• Task details:
Scan the lines below for the word "nguyên". Copy each line you find it in.

Saved data entries:

------

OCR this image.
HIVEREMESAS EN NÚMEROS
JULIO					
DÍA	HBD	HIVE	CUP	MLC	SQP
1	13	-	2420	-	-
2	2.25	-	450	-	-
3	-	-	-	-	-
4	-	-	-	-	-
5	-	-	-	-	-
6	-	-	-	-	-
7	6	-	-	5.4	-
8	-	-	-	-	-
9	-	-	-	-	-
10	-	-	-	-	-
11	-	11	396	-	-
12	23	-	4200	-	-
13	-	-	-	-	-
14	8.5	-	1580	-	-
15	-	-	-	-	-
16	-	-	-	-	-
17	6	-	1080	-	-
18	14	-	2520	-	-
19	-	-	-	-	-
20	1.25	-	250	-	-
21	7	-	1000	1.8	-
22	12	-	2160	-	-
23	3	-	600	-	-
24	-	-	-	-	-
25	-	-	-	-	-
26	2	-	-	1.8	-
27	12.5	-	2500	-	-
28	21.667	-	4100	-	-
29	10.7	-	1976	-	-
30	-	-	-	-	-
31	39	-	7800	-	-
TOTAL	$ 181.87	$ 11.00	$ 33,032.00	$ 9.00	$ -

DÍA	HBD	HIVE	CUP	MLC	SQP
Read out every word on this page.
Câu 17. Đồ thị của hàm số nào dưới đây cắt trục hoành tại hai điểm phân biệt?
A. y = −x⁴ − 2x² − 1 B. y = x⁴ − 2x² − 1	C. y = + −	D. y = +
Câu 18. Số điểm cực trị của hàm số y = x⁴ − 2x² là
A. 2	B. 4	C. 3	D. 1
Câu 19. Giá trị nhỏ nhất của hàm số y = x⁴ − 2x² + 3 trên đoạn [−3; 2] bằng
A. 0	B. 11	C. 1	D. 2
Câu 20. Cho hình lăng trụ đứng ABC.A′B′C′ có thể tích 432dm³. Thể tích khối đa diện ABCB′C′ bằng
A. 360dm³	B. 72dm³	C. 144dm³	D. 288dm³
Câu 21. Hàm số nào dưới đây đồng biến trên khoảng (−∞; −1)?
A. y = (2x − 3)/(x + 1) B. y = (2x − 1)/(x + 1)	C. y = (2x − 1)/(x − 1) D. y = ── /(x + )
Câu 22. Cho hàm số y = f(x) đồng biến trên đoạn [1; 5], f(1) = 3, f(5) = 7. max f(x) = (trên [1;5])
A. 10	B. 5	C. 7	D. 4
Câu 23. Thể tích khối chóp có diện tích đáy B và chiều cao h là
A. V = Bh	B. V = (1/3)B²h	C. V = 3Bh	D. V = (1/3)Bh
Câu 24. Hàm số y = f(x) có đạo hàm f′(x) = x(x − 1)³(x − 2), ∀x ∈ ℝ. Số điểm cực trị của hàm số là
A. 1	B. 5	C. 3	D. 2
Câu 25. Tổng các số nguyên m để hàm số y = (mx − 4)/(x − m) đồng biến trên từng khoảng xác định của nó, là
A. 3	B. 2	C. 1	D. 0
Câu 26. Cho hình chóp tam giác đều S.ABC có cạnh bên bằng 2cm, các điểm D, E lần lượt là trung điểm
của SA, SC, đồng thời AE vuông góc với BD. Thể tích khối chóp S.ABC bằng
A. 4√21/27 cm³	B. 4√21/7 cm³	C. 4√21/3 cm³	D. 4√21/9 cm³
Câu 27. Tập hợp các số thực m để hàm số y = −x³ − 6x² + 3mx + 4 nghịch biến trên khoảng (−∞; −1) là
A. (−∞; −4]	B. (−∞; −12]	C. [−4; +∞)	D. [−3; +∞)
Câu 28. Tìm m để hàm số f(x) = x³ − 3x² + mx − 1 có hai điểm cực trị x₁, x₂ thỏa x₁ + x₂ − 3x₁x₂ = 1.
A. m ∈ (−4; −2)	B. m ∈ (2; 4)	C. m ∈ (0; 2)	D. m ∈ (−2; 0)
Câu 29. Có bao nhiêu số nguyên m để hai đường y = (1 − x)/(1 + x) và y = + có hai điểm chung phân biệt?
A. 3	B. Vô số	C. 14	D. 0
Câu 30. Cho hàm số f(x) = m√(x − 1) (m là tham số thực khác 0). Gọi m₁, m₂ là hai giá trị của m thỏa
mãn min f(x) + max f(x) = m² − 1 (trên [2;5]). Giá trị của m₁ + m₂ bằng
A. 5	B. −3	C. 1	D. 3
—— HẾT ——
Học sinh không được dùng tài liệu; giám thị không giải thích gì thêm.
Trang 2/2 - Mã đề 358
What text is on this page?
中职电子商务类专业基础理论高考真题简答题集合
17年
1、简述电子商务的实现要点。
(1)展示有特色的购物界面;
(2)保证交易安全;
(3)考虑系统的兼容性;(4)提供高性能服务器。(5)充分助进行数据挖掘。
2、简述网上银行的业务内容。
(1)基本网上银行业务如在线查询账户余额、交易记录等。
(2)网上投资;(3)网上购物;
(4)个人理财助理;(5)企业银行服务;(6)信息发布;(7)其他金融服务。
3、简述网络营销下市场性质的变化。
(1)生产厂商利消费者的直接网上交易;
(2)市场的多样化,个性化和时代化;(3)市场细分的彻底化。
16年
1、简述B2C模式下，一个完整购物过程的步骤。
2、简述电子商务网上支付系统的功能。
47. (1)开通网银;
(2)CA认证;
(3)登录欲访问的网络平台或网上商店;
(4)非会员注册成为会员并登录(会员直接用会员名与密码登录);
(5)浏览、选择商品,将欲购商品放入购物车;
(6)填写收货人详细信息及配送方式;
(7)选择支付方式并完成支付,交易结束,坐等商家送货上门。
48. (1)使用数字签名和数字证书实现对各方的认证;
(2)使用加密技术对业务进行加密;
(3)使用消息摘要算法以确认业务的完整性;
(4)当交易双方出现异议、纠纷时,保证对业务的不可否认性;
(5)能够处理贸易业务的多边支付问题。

------

• Response to this task:
Câu 25. Tổng các số nguyên m để hàm số y = (mx − 4)/(x − m) đồng biến trên từng khoảng xác định của nó, là
Câu 29. Có bao nhiêu số nguyên m để hai đường y = (1 − x)/(1 + x) và y = + có hai điểm chung phân biệt?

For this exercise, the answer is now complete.